--- Start ---

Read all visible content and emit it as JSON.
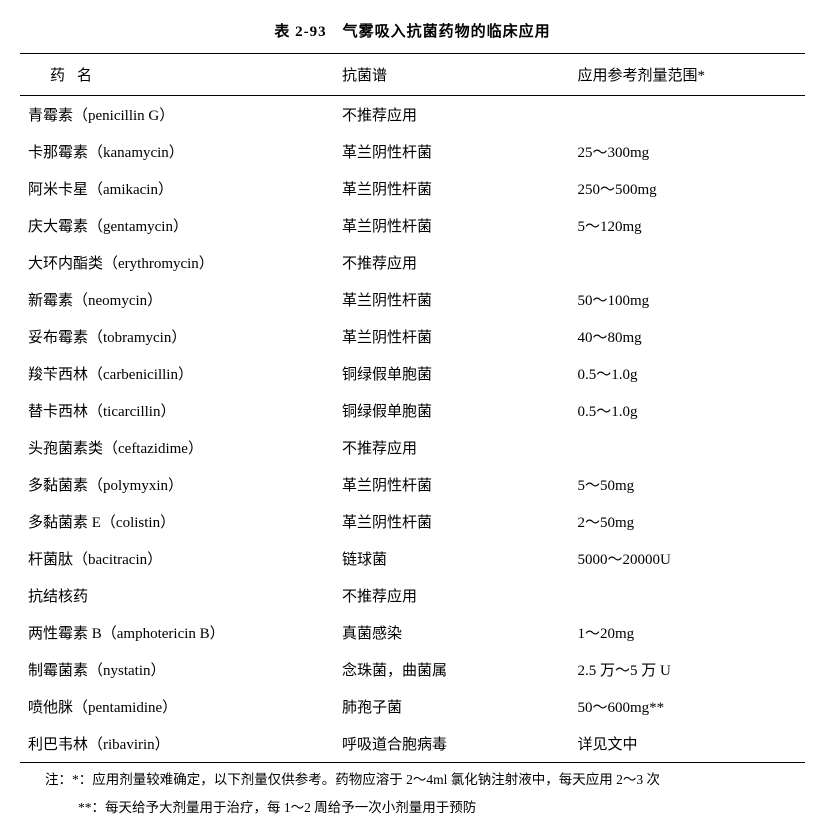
{
  "title": "表 2-93　气雾吸入抗菌药物的临床应用",
  "columns": {
    "c1": "药名",
    "c2": "抗菌谱",
    "c3": "应用参考剂量范围*"
  },
  "rows": [
    {
      "c1": "青霉素（penicillin G）",
      "c2": "不推荐应用",
      "c3": ""
    },
    {
      "c1": "卡那霉素（kanamycin）",
      "c2": "革兰阴性杆菌",
      "c3": "25～300mg"
    },
    {
      "c1": "阿米卡星（amikacin）",
      "c2": "革兰阴性杆菌",
      "c3": "250～500mg"
    },
    {
      "c1": "庆大霉素（gentamycin）",
      "c2": "革兰阴性杆菌",
      "c3": "5～120mg"
    },
    {
      "c1": "大环内酯类（erythromycin）",
      "c2": "不推荐应用",
      "c3": ""
    },
    {
      "c1": "新霉素（neomycin）",
      "c2": "革兰阴性杆菌",
      "c3": "50～100mg"
    },
    {
      "c1": "妥布霉素（tobramycin）",
      "c2": "革兰阴性杆菌",
      "c3": "40～80mg"
    },
    {
      "c1": "羧苄西林（carbenicillin）",
      "c2": "铜绿假单胞菌",
      "c3": "0.5～1.0g"
    },
    {
      "c1": "替卡西林（ticarcillin）",
      "c2": "铜绿假单胞菌",
      "c3": "0.5～1.0g"
    },
    {
      "c1": "头孢菌素类（ceftazidime）",
      "c2": "不推荐应用",
      "c3": ""
    },
    {
      "c1": "多黏菌素（polymyxin）",
      "c2": "革兰阴性杆菌",
      "c3": "5～50mg"
    },
    {
      "c1": "多黏菌素 E（colistin）",
      "c2": "革兰阴性杆菌",
      "c3": "2～50mg"
    },
    {
      "c1": "杆菌肽（bacitracin）",
      "c2": "链球菌",
      "c3": "5000～20000U"
    },
    {
      "c1": "抗结核药",
      "c2": "不推荐应用",
      "c3": ""
    },
    {
      "c1": "两性霉素 B（amphotericin B）",
      "c2": "真菌感染",
      "c3": "1～20mg"
    },
    {
      "c1": "制霉菌素（nystatin）",
      "c2": "念珠菌，曲菌属",
      "c3": "2.5 万～5 万 U"
    },
    {
      "c1": "喷他脒（pentamidine）",
      "c2": "肺孢子菌",
      "c3": "50～600mg**"
    },
    {
      "c1": "利巴韦林（ribavirin）",
      "c2": "呼吸道合胞病毒",
      "c3": "详见文中"
    }
  ],
  "footnote1": "注：*：应用剂量较难确定，以下剂量仅供参考。药物应溶于 2～4ml 氯化钠注射液中，每天应用 2～3 次",
  "footnote2": "**：每天给予大剂量用于治疗，每 1～2 周给予一次小剂量用于预防",
  "style": {
    "type": "table",
    "background_color": "#ffffff",
    "border_color": "#000000",
    "text_color": "#000000",
    "title_fontsize": 15,
    "body_fontsize": 15,
    "footnote_fontsize": 13.5,
    "col_widths_pct": [
      40,
      30,
      30
    ],
    "top_border_weight": 1.5,
    "header_bottom_border_weight": 1,
    "bottom_border_weight": 1.5
  }
}
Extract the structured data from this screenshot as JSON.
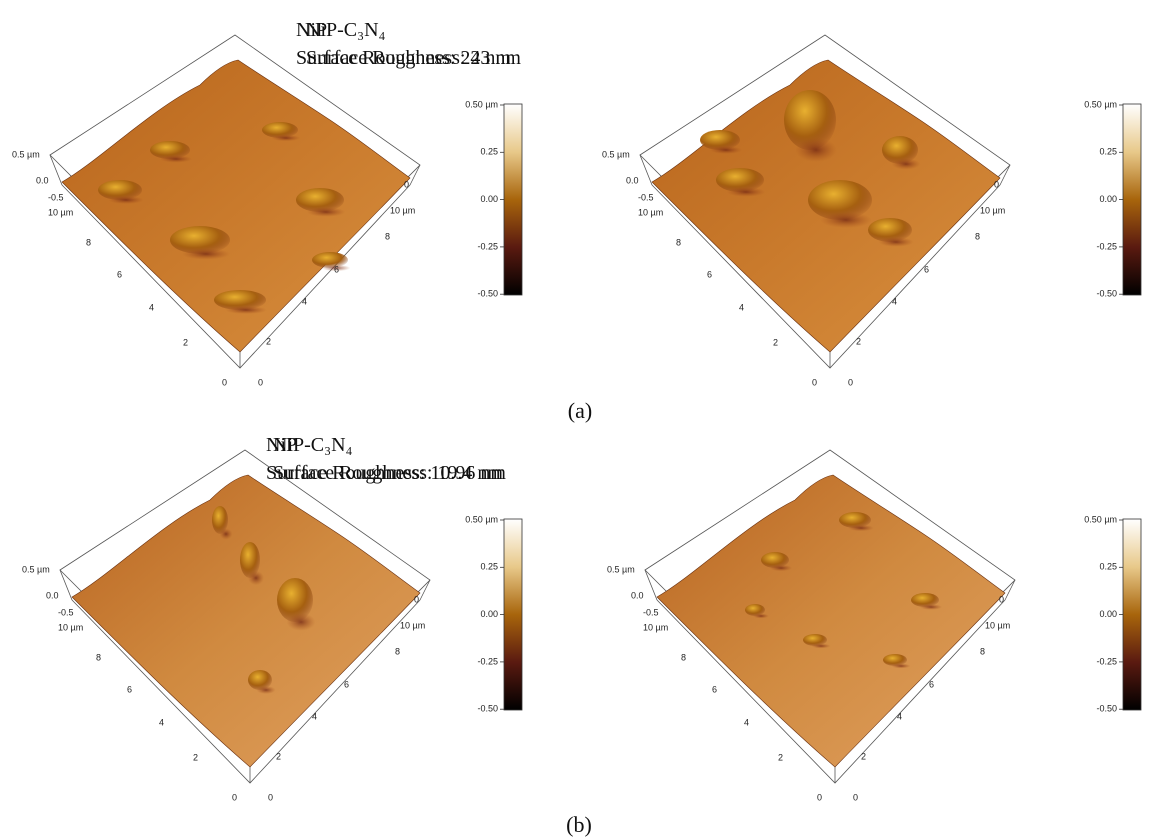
{
  "panels": [
    {
      "title": "NiP",
      "roughness": "Surface Roughness: 22 nm"
    },
    {
      "title": "NiP-C₃N₄",
      "roughness": "Surface Roughness: 43 nm"
    },
    {
      "title": "NiP",
      "roughness": "Surface Roughness: 10.96 nm"
    },
    {
      "title": "NiP-C₃N₄",
      "roughness": "Surface Roughness: 19.4 nm"
    }
  ],
  "z_axis": [
    "0.5 µm",
    "0.0",
    "-0.5",
    "10 µm"
  ],
  "left_axis": [
    "8",
    "6",
    "4",
    "2",
    "0"
  ],
  "right_axis": [
    "0",
    "10 µm",
    "8",
    "6",
    "4",
    "2",
    "0"
  ],
  "colorbar": [
    "0.50 µm",
    "0.25",
    "0.00",
    "-0.25",
    "-0.50"
  ],
  "figure_labels": [
    "(a)",
    "(b)"
  ]
}
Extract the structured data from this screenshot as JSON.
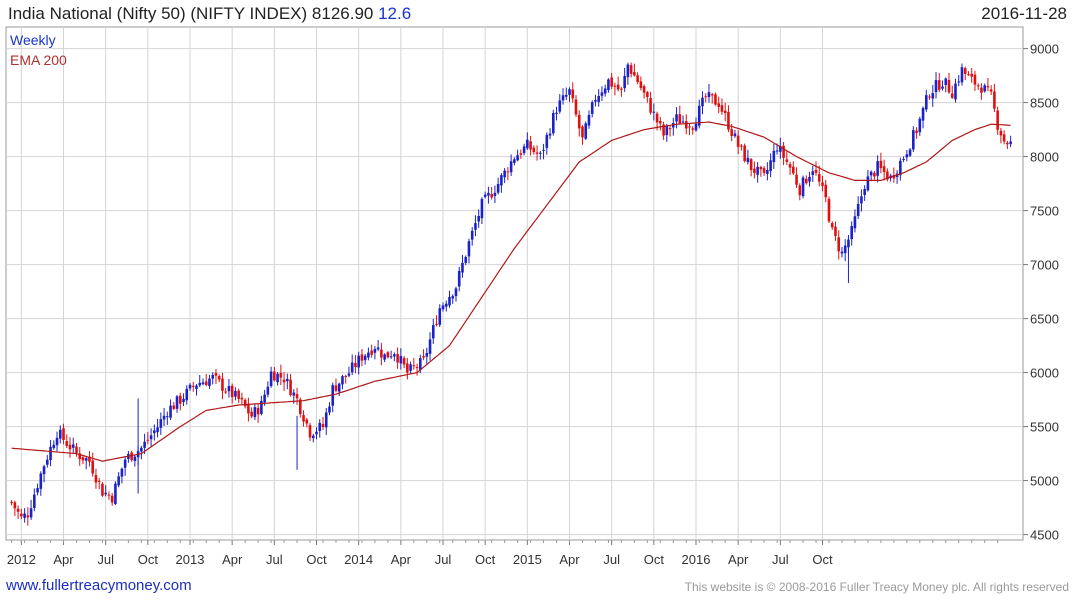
{
  "header": {
    "title": "India National (Nifty 50) (NIFTY INDEX)",
    "last": "8126.90",
    "change": "12.6",
    "date": "2016-11-28"
  },
  "footer": {
    "link": "www.fullertreacymoney.com",
    "copyright": "This website is © 2008-2016 Fuller Treacy Money plc. All rights reserved"
  },
  "colors": {
    "up": "#1a22c8",
    "down": "#e01010",
    "ema": "#b01818",
    "grid": "#d4d4d4",
    "legend_weekly": "#1a33cc",
    "legend_ema": "#b03030"
  },
  "chart_data": {
    "type": "candlestick",
    "legend": [
      "Weekly",
      "EMA 200"
    ],
    "y_ticks": [
      4500,
      5000,
      5500,
      6000,
      6500,
      7000,
      7500,
      8000,
      8500,
      9000
    ],
    "ylim": [
      4450,
      9200
    ],
    "x_labels": [
      "2012",
      "Apr",
      "Jul",
      "Oct",
      "2013",
      "Apr",
      "Jul",
      "Oct",
      "2014",
      "Apr",
      "Jul",
      "Oct",
      "2015",
      "Apr",
      "Jul",
      "Oct",
      "2016",
      "Apr",
      "Jul",
      "Oct"
    ],
    "price_path": [
      [
        0,
        4800
      ],
      [
        3,
        4650
      ],
      [
        5,
        4700
      ],
      [
        10,
        5150
      ],
      [
        14,
        5450
      ],
      [
        17,
        5350
      ],
      [
        20,
        5250
      ],
      [
        24,
        5180
      ],
      [
        28,
        4900
      ],
      [
        31,
        4850
      ],
      [
        35,
        5200
      ],
      [
        40,
        5300
      ],
      [
        45,
        5500
      ],
      [
        48,
        5650
      ],
      [
        52,
        5750
      ],
      [
        57,
        5900
      ],
      [
        62,
        5950
      ],
      [
        66,
        5850
      ],
      [
        70,
        5750
      ],
      [
        74,
        5600
      ],
      [
        77,
        5700
      ],
      [
        80,
        6000
      ],
      [
        84,
        5950
      ],
      [
        88,
        5750
      ],
      [
        92,
        5450
      ],
      [
        96,
        5500
      ],
      [
        99,
        5850
      ],
      [
        104,
        6000
      ],
      [
        108,
        6150
      ],
      [
        112,
        6250
      ],
      [
        115,
        6150
      ],
      [
        118,
        6200
      ],
      [
        122,
        6000
      ],
      [
        127,
        6100
      ],
      [
        132,
        6600
      ],
      [
        137,
        6800
      ],
      [
        141,
        7200
      ],
      [
        145,
        7550
      ],
      [
        150,
        7750
      ],
      [
        155,
        8000
      ],
      [
        159,
        8100
      ],
      [
        163,
        8000
      ],
      [
        168,
        8450
      ],
      [
        172,
        8600
      ],
      [
        176,
        8150
      ],
      [
        180,
        8550
      ],
      [
        184,
        8700
      ],
      [
        188,
        8600
      ],
      [
        190,
        8850
      ],
      [
        193,
        8700
      ],
      [
        197,
        8450
      ],
      [
        201,
        8200
      ],
      [
        205,
        8350
      ],
      [
        210,
        8300
      ],
      [
        214,
        8550
      ],
      [
        218,
        8500
      ],
      [
        221,
        8300
      ],
      [
        224,
        8100
      ],
      [
        228,
        7900
      ],
      [
        232,
        7800
      ],
      [
        236,
        8100
      ],
      [
        240,
        7900
      ],
      [
        243,
        7700
      ],
      [
        247,
        7900
      ],
      [
        251,
        7600
      ],
      [
        253,
        7300
      ],
      [
        256,
        7100
      ],
      [
        259,
        7300
      ],
      [
        263,
        7750
      ],
      [
        267,
        7900
      ],
      [
        271,
        7800
      ],
      [
        275,
        8000
      ],
      [
        279,
        8250
      ],
      [
        283,
        8600
      ],
      [
        287,
        8700
      ],
      [
        290,
        8600
      ],
      [
        293,
        8800
      ],
      [
        296,
        8700
      ],
      [
        299,
        8650
      ],
      [
        302,
        8550
      ],
      [
        304,
        8300
      ],
      [
        306,
        8150
      ],
      [
        308,
        8120
      ]
    ],
    "ema_path": [
      [
        0,
        5300
      ],
      [
        20,
        5250
      ],
      [
        28,
        5180
      ],
      [
        40,
        5250
      ],
      [
        52,
        5500
      ],
      [
        60,
        5650
      ],
      [
        70,
        5700
      ],
      [
        80,
        5720
      ],
      [
        90,
        5740
      ],
      [
        100,
        5800
      ],
      [
        112,
        5920
      ],
      [
        125,
        6000
      ],
      [
        135,
        6250
      ],
      [
        145,
        6700
      ],
      [
        155,
        7150
      ],
      [
        165,
        7550
      ],
      [
        175,
        7950
      ],
      [
        185,
        8150
      ],
      [
        195,
        8250
      ],
      [
        205,
        8300
      ],
      [
        215,
        8320
      ],
      [
        222,
        8280
      ],
      [
        232,
        8180
      ],
      [
        242,
        8000
      ],
      [
        252,
        7850
      ],
      [
        260,
        7780
      ],
      [
        268,
        7780
      ],
      [
        275,
        7850
      ],
      [
        282,
        7950
      ],
      [
        290,
        8150
      ],
      [
        297,
        8250
      ],
      [
        302,
        8300
      ],
      [
        308,
        8290
      ]
    ]
  }
}
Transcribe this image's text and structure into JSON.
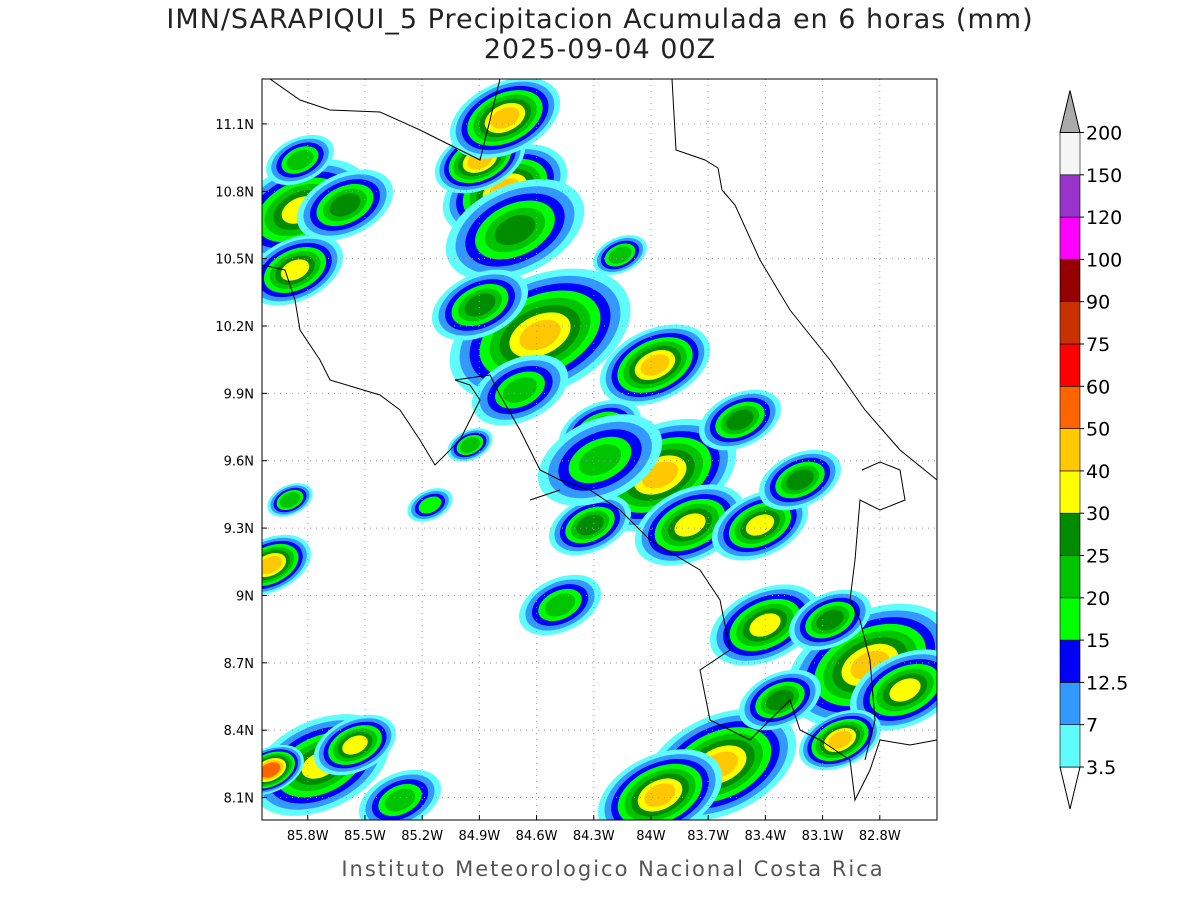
{
  "title": "IMN/SARAPIQUI_5 Precipitacion Acumulada en 6 horas (mm)",
  "subtitle": "2025-09-04 00Z",
  "footer": "Instituto Meteorologico Nacional Costa Rica",
  "map": {
    "xlim": [
      -86.04,
      -82.5
    ],
    "ylim": [
      8.0,
      11.3
    ],
    "xticks": [
      {
        "value": -85.8,
        "label": "85.8W"
      },
      {
        "value": -85.5,
        "label": "85.5W"
      },
      {
        "value": -85.2,
        "label": "85.2W"
      },
      {
        "value": -84.9,
        "label": "84.9W"
      },
      {
        "value": -84.6,
        "label": "84.6W"
      },
      {
        "value": -84.3,
        "label": "84.3W"
      },
      {
        "value": -84.0,
        "label": "84W"
      },
      {
        "value": -83.7,
        "label": "83.7W"
      },
      {
        "value": -83.4,
        "label": "83.4W"
      },
      {
        "value": -83.1,
        "label": "83.1W"
      },
      {
        "value": -82.8,
        "label": "82.8W"
      }
    ],
    "yticks": [
      {
        "value": 8.1,
        "label": "8.1N"
      },
      {
        "value": 8.4,
        "label": "8.4N"
      },
      {
        "value": 8.7,
        "label": "8.7N"
      },
      {
        "value": 9.0,
        "label": "9N"
      },
      {
        "value": 9.3,
        "label": "9.3N"
      },
      {
        "value": 9.6,
        "label": "9.6N"
      },
      {
        "value": 9.9,
        "label": "9.9N"
      },
      {
        "value": 10.2,
        "label": "10.2N"
      },
      {
        "value": 10.5,
        "label": "10.5N"
      },
      {
        "value": 10.8,
        "label": "10.8N"
      },
      {
        "value": 11.1,
        "label": "11.1N"
      }
    ],
    "grid": true
  },
  "colorbar": {
    "levels": [
      3.5,
      7,
      12.5,
      15,
      20,
      25,
      30,
      40,
      50,
      60,
      75,
      90,
      100,
      120,
      150,
      200
    ],
    "colors": [
      "#ffffff",
      "#5ffcfc",
      "#3399ff",
      "#0000ff",
      "#00ff00",
      "#00c400",
      "#008c00",
      "#ffff00",
      "#ffc800",
      "#ff6400",
      "#ff0000",
      "#c83200",
      "#960000",
      "#ff00ff",
      "#9933cc",
      "#f5f5f5",
      "#aaaaaa"
    ]
  }
}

--- End ---

> [STATED GOAL]
For the string "JSON", count the lines of the entries above that include it; answer with the number only.

> [WRITTEN ANSWER]
4